- _GIVEN REQUEST_: No images are to be carried over; print all other material exactly as it stands.

- _INPUT MATERIAL_:
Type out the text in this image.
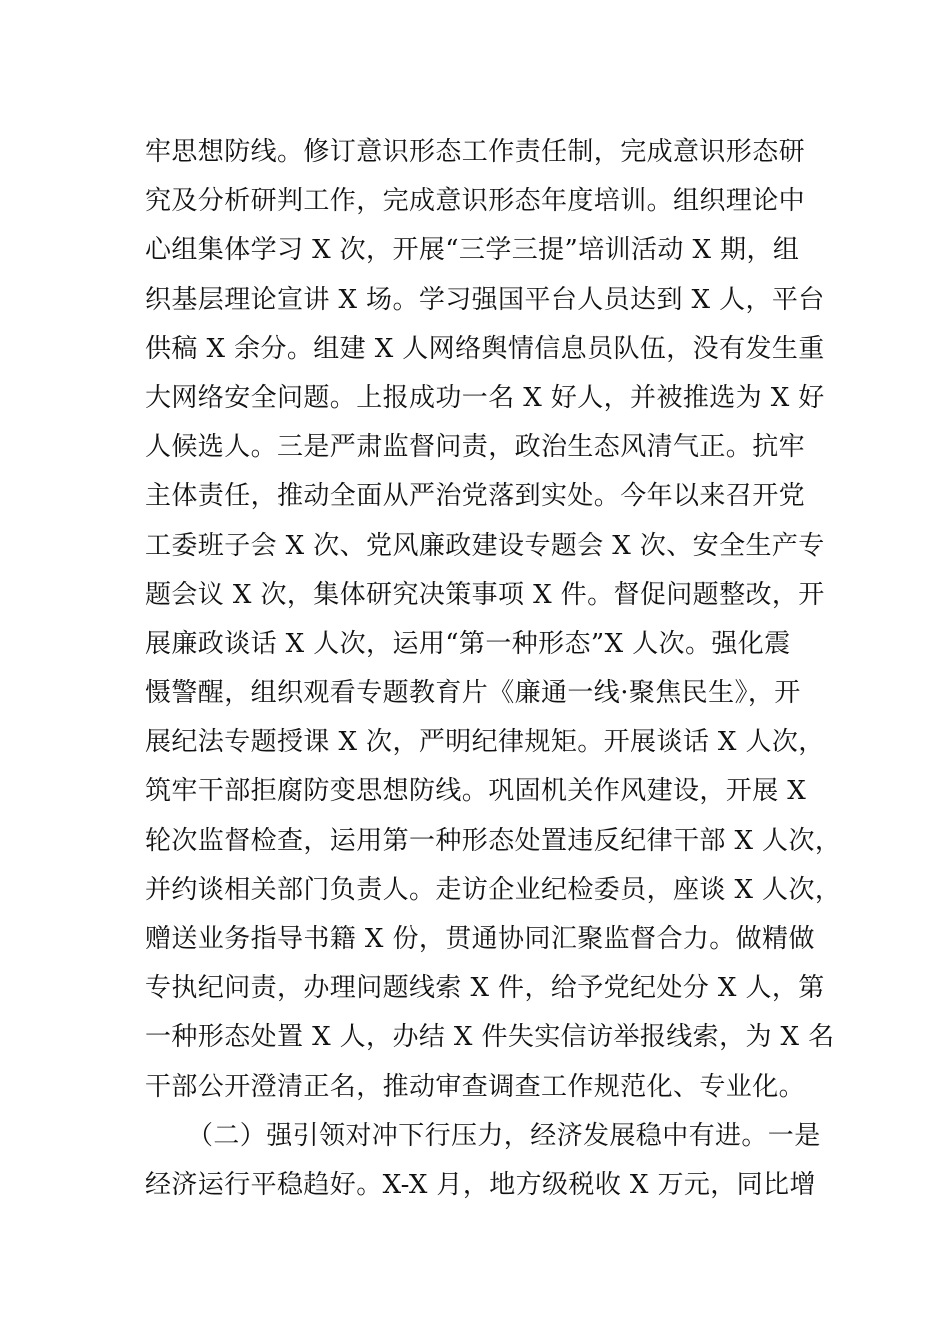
牢思想防线。修订意识形态工作责任制，完成意识形态研
究及分析研判工作，完成意识形态年度培训。组织理论中
心组集体学习 X 次，开展“三学三提”培训活动 X 期，组
织基层理论宣讲 X 场。学习强国平台人员达到 X 人，平台
供稿 X 余分。组建 X 人网络舆情信息员队伍，没有发生重
大网络安全问题。上报成功一名 X 好人，并被推选为 X 好
人候选人。三是严肃监督问责，政治生态风清气正。抗牢
主体责任，推动全面从严治党落到实处。今年以来召开党
工委班子会 X 次、党风廉政建设专题会 X 次、安全生产专
题会议 X 次，集体研究决策事项 X 件。督促问题整改，开
展廉政谈话 X 人次，运用“第一种形态”X 人次。强化震
慑警醒，组织观看专题教育片《廉通一线·聚焦民生》，开
展纪法专题授课 X 次，严明纪律规矩。开展谈话 X 人次，
筑牢干部拒腐防变思想防线。巩固机关作风建设，开展 X
轮次监督检查，运用第一种形态处置违反纪律干部 X 人次，
并约谈相关部门负责人。走访企业纪检委员，座谈 X 人次，
赠送业务指导书籍 X 份，贯通协同汇聚监督合力。做精做
专执纪问责，办理问题线索 X 件，给予党纪处分 X 人，第
一种形态处置 X 人，办结 X 件失实信访举报线索，为 X 名
干部公开澄清正名，推动审查调查工作规范化、专业化。
（二）强引领对冲下行压力，经济发展稳中有进。一是
经济运行平稳趋好。X-X 月，地方级税收 X 万元，同比增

- _OUTPUT FOR THIS TASK_:
Type out the text in this image.
牢思想防线。修订意识形态工作责任制，完成意识形态研
究及分析研判工作，完成意识形态年度培训。组织理论中
心组集体学习 X 次，开展“三学三提”培训活动 X 期，组
织基层理论宣讲 X 场。学习强国平台人员达到 X 人，平台
供稿 X 余分。组建 X 人网络舆情信息员队伍，没有发生重
大网络安全问题。上报成功一名 X 好人，并被推选为 X 好
人候选人。三是严肃监督问责，政治生态风清气正。抗牢
主体责任，推动全面从严治党落到实处。今年以来召开党
工委班子会 X 次、党风廉政建设专题会 X 次、安全生产专
题会议 X 次，集体研究决策事项 X 件。督促问题整改，开
展廉政谈话 X 人次，运用“第一种形态”X 人次。强化震
慑警醒，组织观看专题教育片《廉通一线·聚焦民生》，开
展纪法专题授课 X 次，严明纪律规矩。开展谈话 X 人次，
筑牢干部拒腐防变思想防线。巩固机关作风建设，开展 X
轮次监督检查，运用第一种形态处置违反纪律干部 X 人次，
并约谈相关部门负责人。走访企业纪检委员，座谈 X 人次，
赠送业务指导书籍 X 份，贯通协同汇聚监督合力。做精做
专执纪问责，办理问题线索 X 件，给予党纪处分 X 人，第
一种形态处置 X 人，办结 X 件失实信访举报线索，为 X 名
干部公开澄清正名，推动审查调查工作规范化、专业化。
（二）强引领对冲下行压力，经济发展稳中有进。一是
经济运行平稳趋好。X-X 月，地方级税收 X 万元，同比增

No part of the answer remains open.